Go through the listing and set it down exactly, leaving out its pictures.

────────────────────────────────────────

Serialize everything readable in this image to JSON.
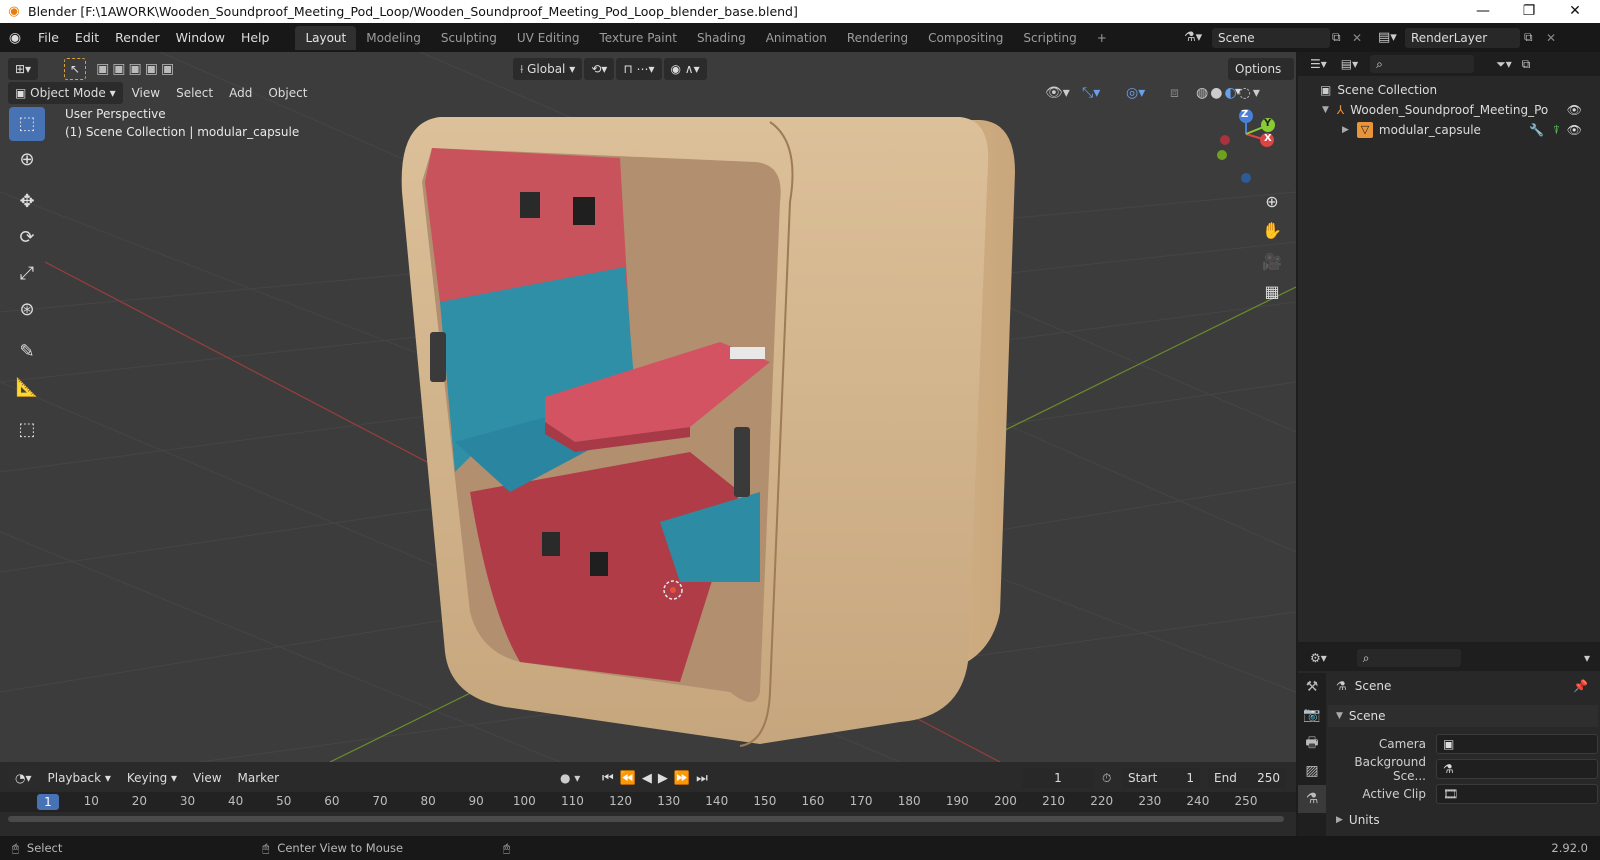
{
  "window": {
    "title": "Blender [F:\\1AWORK\\Wooden_Soundproof_Meeting_Pod_Loop/Wooden_Soundproof_Meeting_Pod_Loop_blender_base.blend]",
    "min": "—",
    "max": "❐",
    "close": "✕"
  },
  "menus": [
    "File",
    "Edit",
    "Render",
    "Window",
    "Help"
  ],
  "workspaces": [
    "Layout",
    "Modeling",
    "Sculpting",
    "UV Editing",
    "Texture Paint",
    "Shading",
    "Animation",
    "Rendering",
    "Compositing",
    "Scripting",
    "+"
  ],
  "scene_field": "Scene",
  "renderlayer_field": "RenderLayer",
  "viewport": {
    "transform_orientation": "Global",
    "options": "Options",
    "mode": "Object Mode",
    "menus": [
      "View",
      "Select",
      "Add",
      "Object"
    ],
    "perspective_label": "User Perspective",
    "collection_label": "(1) Scene Collection | modular_capsule",
    "gizmo": {
      "z": "Z",
      "y": "Y",
      "x": "X"
    }
  },
  "outliner": {
    "root": "Scene Collection",
    "items": [
      {
        "label": "Wooden_Soundproof_Meeting_Po",
        "icon": "armature-icon"
      },
      {
        "label": "modular_capsule",
        "icon": "mesh-icon"
      }
    ]
  },
  "properties": {
    "header": "Scene",
    "panel": "Scene",
    "camera_label": "Camera",
    "background_label": "Background Sce...",
    "clip_label": "Active Clip",
    "units_label": "Units"
  },
  "timeline": {
    "menus": [
      "Playback",
      "Keying",
      "View",
      "Marker"
    ],
    "current_frame": "1",
    "start_label": "Start",
    "start": "1",
    "end_label": "End",
    "end": "250",
    "ticks": [
      "1",
      "10",
      "20",
      "30",
      "40",
      "50",
      "60",
      "70",
      "80",
      "90",
      "100",
      "110",
      "120",
      "130",
      "140",
      "150",
      "160",
      "170",
      "180",
      "190",
      "200",
      "210",
      "220",
      "230",
      "240",
      "250"
    ]
  },
  "status": {
    "select": "Select",
    "center": "Center View to Mouse",
    "version": "2.92.0"
  }
}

────────────────────────────────────────

### Full output
Serialize everything readable in this image to JSON.
{
  "window": {
    "title": "Blender [F:\\1AWORK\\Wooden_Soundproof_Meeting_Pod_Loop/Wooden_Soundproof_Meeting_Pod_Loop_blender_base.blend]",
    "min": "—",
    "max": "❐",
    "close": "✕"
  },
  "menus": [
    "File",
    "Edit",
    "Render",
    "Window",
    "Help"
  ],
  "workspaces": [
    "Layout",
    "Modeling",
    "Sculpting",
    "UV Editing",
    "Texture Paint",
    "Shading",
    "Animation",
    "Rendering",
    "Compositing",
    "Scripting",
    "+"
  ],
  "scene_field": "Scene",
  "renderlayer_field": "RenderLayer",
  "viewport": {
    "transform_orientation": "Global",
    "options": "Options",
    "mode": "Object Mode",
    "menus": [
      "View",
      "Select",
      "Add",
      "Object"
    ],
    "perspective_label": "User Perspective",
    "collection_label": "(1) Scene Collection | modular_capsule",
    "gizmo": {
      "z": "Z",
      "y": "Y",
      "x": "X"
    }
  },
  "outliner": {
    "root": "Scene Collection",
    "items": [
      {
        "label": "Wooden_Soundproof_Meeting_Po",
        "icon": "armature-icon"
      },
      {
        "label": "modular_capsule",
        "icon": "mesh-icon"
      }
    ]
  },
  "properties": {
    "header": "Scene",
    "panel": "Scene",
    "camera_label": "Camera",
    "background_label": "Background Sce...",
    "clip_label": "Active Clip",
    "units_label": "Units"
  },
  "timeline": {
    "menus": [
      "Playback",
      "Keying",
      "View",
      "Marker"
    ],
    "current_frame": "1",
    "start_label": "Start",
    "start": "1",
    "end_label": "End",
    "end": "250",
    "ticks": [
      "1",
      "10",
      "20",
      "30",
      "40",
      "50",
      "60",
      "70",
      "80",
      "90",
      "100",
      "110",
      "120",
      "130",
      "140",
      "150",
      "160",
      "170",
      "180",
      "190",
      "200",
      "210",
      "220",
      "230",
      "240",
      "250"
    ]
  },
  "status": {
    "select": "Select",
    "center": "Center View to Mouse",
    "version": "2.92.0"
  }
}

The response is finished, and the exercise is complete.